* Excerpted records *

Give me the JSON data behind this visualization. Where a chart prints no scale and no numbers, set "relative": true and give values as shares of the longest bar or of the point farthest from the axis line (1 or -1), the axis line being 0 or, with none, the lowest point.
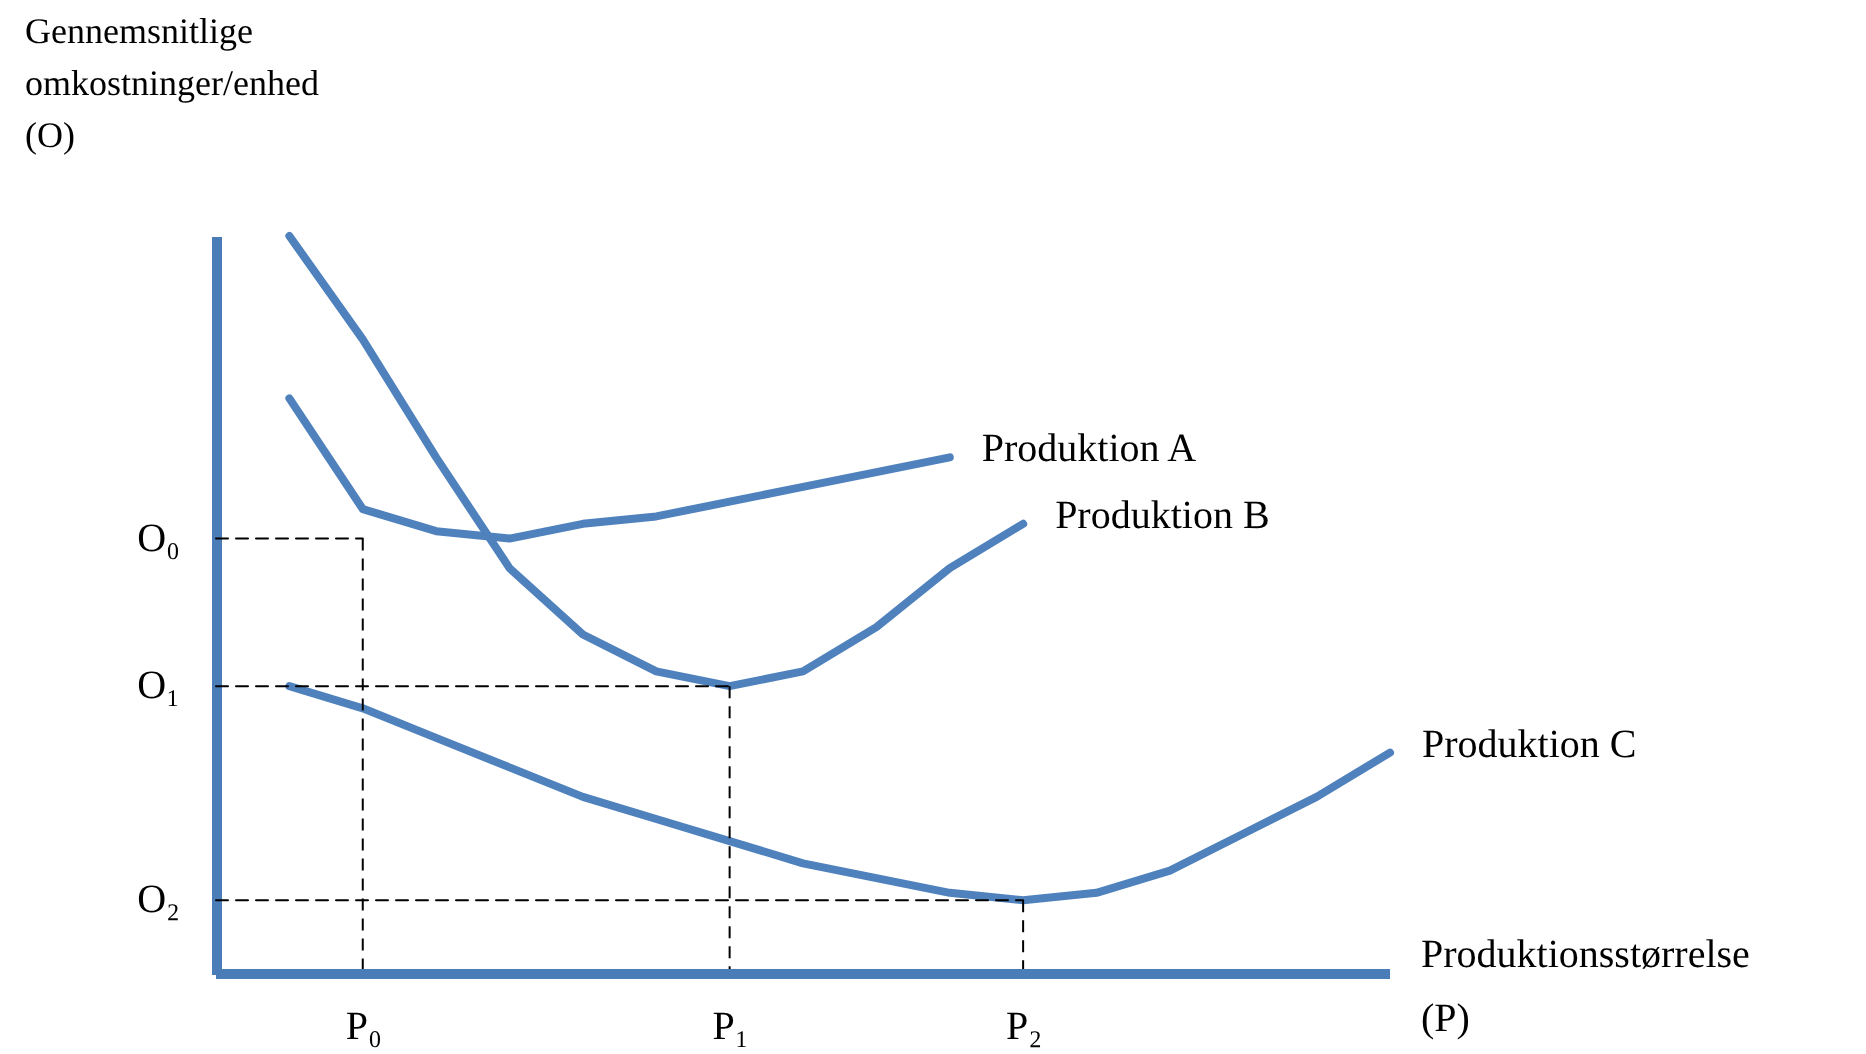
{
  "chart_data": {
    "type": "line",
    "relative": true,
    "xlabel": "Produktionsstørrelse (P)",
    "ylabel": "Gennemsnitlige omkostninger/enhed (O)",
    "categories": [
      null,
      null,
      "P₀",
      null,
      null,
      null,
      null,
      "P₁",
      null,
      null,
      null,
      "P₂",
      null,
      null,
      null,
      null,
      null
    ],
    "ref_lines": [
      {
        "axis": "y",
        "value": 0,
        "color": "#4a7cb8"
      }
    ],
    "series": [
      {
        "name": "Produktion A",
        "color": "#4f81bd",
        "values": [
          null,
          0.78,
          0.63,
          0.6,
          0.59,
          0.61,
          0.62,
          0.64,
          0.66,
          0.68,
          0.7,
          null,
          null,
          null,
          null,
          null,
          null
        ]
      },
      {
        "name": "Produktion B",
        "color": "#4f81bd",
        "values": [
          null,
          1,
          0.86,
          0.7,
          0.55,
          0.46,
          0.41,
          0.39,
          0.41,
          0.47,
          0.55,
          0.61,
          null,
          null,
          null,
          null,
          null
        ]
      },
      {
        "name": "Produktion C",
        "color": "#4f81bd",
        "values": [
          null,
          0.39,
          0.36,
          0.32,
          0.28,
          0.24,
          0.21,
          0.18,
          0.15,
          0.13,
          0.11,
          0.1,
          0.11,
          0.14,
          0.19,
          0.24,
          0.3
        ]
      },
      {
        "name": "O₀",
        "color": "#000000",
        "line_style": "dashed",
        "values": [
          0.59,
          0.59,
          0.59,
          null,
          null,
          null,
          null,
          null,
          null,
          null,
          null,
          null,
          null,
          null,
          null,
          null,
          null
        ]
      },
      {
        "name": "O₁",
        "color": "#000000",
        "line_style": "dashed",
        "values": [
          0.39,
          0.39,
          0.39,
          0.39,
          0.39,
          0.39,
          0.39,
          0.39,
          null,
          null,
          null,
          null,
          null,
          null,
          null,
          null,
          null
        ]
      },
      {
        "name": "O₂",
        "color": "#000000",
        "line_style": "dashed",
        "values": [
          0.1,
          0.1,
          0.1,
          0.1,
          0.1,
          0.1,
          0.1,
          0.1,
          0.1,
          0.1,
          0.1,
          0.1,
          null,
          null,
          null,
          null,
          null
        ]
      }
    ]
  }
}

* Short problem *
Report how many lines include the word "true". Give nothing but the number.

* Result for this task *
2